* Rows from a dataset *
* * * *
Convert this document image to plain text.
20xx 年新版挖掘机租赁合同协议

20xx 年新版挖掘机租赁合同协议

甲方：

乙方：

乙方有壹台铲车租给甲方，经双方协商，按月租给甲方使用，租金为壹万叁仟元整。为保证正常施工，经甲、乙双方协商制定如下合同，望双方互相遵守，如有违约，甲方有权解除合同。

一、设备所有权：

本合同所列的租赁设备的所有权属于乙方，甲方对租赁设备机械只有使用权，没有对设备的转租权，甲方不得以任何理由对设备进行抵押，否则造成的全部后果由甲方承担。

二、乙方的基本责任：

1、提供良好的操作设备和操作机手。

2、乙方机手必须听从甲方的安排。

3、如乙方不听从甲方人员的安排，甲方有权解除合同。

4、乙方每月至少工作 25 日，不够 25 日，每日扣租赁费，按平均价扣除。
* * * *
* TASK GOAL *
Transcribe each record exactly. Leave nothing out.

* WRITTEN SOLUTION *
Convert this document image to plain text.
20xx 年新版挖掘机租赁合同协议

20xx 年新版挖掘机租赁合同协议

甲方：

乙方：

乙方有壹台铲车租给甲方，经双方协商，按月租给甲方使用，租金为壹万叁仟元整。为保证正常施工，经甲、乙双方协商制定如下合同，望双方互相遵守，如有违约，甲方有权解除合同。

一、设备所有权：

本合同所列的租赁设备的所有权属于乙方，甲方对租赁设备机械只有使用权，没有对设备的转租权，甲方不得以任何理由对设备进行抵押，否则造成的全部后果由甲方承担。

二、乙方的基本责任：

1、提供良好的操作设备和操作机手。

2、乙方机手必须听从甲方的安排。

3、如乙方不听从甲方人员的安排，甲方有权解除合同。

4、乙方每月至少工作 25 日，不够 25 日，每日扣租赁费，按平均价扣除。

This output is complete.